Goal ▸
Seek out every line containing the word "icon", and copy each.

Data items
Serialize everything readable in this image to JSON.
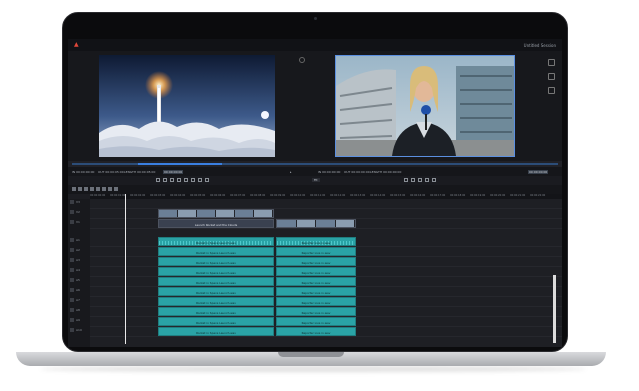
{
  "app": {
    "project_name": "Untitled Session",
    "accent": "#e0483a"
  },
  "viewers": {
    "source": {
      "icon": "rocket-launch-clouds"
    },
    "program": {
      "icon": "reporter-with-microphone"
    }
  },
  "infobar": {
    "src_in": "IN 00:00:00:00",
    "src_out": "OUT 00:00:05:00",
    "src_length": "LENGTH 00:00:05:00",
    "src_tc": "00:00:00:00",
    "prg_in": "IN 00:00:00:00",
    "prg_out": "OUT 00:00:00:00",
    "prg_length": "LENGTH 00:00:00:00",
    "prg_tc": "00:00:00:00"
  },
  "transport": {
    "zoom": "Fit"
  },
  "ruler": {
    "ticks": [
      "00:00:00:00",
      "00:00:01:00",
      "00:00:02:00",
      "00:00:03:00",
      "00:00:04:00",
      "00:00:05:00",
      "00:00:06:00",
      "00:00:07:00",
      "00:00:08:00",
      "00:00:09:00",
      "00:00:10:00",
      "00:00:11:00",
      "00:00:12:00",
      "00:00:13:00",
      "00:00:14:00",
      "00:00:15:00",
      "00:00:16:00",
      "00:00:17:00",
      "00:00:18:00",
      "00:00:19:00",
      "00:00:20:00",
      "00:00:21:00",
      "00:00:22:00"
    ]
  },
  "track_headers": [
    {
      "name": "V3"
    },
    {
      "name": "V2"
    },
    {
      "name": "V1"
    },
    {
      "name": "A1"
    },
    {
      "name": "A2"
    },
    {
      "name": "A3"
    },
    {
      "name": "A4"
    },
    {
      "name": "A5"
    },
    {
      "name": "A6"
    },
    {
      "name": "A7"
    },
    {
      "name": "A8"
    },
    {
      "name": "A9"
    },
    {
      "name": "A10"
    }
  ],
  "clips": {
    "video_title": "Launch Rocket and the Clouds",
    "audio_left": "Rocket in Space Launch.wav",
    "audio_right": "Reporter Live in.wav"
  }
}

Written response ▸
      "icon": "rocket-launch-clouds"
      "icon": "reporter-with-microphone"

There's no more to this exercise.